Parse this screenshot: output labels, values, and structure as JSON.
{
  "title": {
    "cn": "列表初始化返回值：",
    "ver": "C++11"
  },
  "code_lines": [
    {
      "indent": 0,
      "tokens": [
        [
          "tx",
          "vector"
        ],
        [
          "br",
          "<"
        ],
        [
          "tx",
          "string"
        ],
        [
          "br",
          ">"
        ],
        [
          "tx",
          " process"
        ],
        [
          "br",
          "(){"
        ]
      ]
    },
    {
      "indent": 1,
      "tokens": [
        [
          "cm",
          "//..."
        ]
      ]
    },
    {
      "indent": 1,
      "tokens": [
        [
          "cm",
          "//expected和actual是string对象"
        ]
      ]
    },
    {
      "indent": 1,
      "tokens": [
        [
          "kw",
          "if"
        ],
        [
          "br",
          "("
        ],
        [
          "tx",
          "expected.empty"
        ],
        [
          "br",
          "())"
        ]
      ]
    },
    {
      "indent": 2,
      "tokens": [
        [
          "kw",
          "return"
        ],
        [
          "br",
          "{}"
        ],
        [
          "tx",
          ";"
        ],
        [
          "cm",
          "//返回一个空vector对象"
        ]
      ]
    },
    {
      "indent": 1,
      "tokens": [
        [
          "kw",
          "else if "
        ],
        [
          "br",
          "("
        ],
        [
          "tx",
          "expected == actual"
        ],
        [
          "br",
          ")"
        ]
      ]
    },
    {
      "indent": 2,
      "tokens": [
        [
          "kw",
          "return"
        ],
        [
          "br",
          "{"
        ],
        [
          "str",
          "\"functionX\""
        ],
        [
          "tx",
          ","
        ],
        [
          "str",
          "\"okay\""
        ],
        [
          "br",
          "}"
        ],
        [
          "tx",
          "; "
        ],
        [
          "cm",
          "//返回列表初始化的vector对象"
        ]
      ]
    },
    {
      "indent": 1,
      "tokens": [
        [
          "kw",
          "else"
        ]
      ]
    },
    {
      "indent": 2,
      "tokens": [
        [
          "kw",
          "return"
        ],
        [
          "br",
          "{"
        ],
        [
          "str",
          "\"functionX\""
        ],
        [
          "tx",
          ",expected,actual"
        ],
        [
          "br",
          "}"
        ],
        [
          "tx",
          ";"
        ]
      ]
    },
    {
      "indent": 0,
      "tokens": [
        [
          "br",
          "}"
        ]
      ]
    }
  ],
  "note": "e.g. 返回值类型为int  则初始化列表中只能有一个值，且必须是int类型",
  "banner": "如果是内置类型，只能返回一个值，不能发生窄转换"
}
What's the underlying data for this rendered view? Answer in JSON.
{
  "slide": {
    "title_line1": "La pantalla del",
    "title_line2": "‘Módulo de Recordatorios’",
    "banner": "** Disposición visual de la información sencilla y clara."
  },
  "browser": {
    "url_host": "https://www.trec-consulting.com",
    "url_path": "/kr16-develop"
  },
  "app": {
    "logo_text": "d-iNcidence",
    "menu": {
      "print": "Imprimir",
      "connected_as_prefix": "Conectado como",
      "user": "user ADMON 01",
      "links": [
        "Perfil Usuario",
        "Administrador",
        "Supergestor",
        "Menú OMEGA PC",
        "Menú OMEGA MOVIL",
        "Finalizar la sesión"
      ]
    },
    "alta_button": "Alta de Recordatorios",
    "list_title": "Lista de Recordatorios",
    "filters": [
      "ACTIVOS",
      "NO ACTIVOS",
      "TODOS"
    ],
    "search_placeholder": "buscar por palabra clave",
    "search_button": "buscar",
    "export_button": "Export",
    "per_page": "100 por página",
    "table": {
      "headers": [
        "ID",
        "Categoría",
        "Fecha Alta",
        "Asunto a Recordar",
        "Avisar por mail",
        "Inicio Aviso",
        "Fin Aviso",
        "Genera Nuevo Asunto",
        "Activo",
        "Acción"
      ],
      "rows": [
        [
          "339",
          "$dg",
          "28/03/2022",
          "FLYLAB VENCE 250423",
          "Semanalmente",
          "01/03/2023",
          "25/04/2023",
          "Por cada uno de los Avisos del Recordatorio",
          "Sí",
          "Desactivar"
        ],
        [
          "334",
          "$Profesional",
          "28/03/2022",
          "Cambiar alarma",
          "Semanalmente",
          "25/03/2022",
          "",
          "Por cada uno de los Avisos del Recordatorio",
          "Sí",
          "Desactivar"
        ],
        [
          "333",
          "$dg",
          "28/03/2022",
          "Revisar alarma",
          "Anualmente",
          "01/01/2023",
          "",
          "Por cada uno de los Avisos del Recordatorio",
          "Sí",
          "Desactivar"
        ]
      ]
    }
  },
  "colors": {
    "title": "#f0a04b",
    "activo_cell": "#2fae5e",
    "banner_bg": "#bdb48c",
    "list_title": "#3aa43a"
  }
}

• STATED GOAL:
Report how many lines in the listing include the word "Asunto". Give nothing but the count.

• RESULT OF THE EXERCISE:
2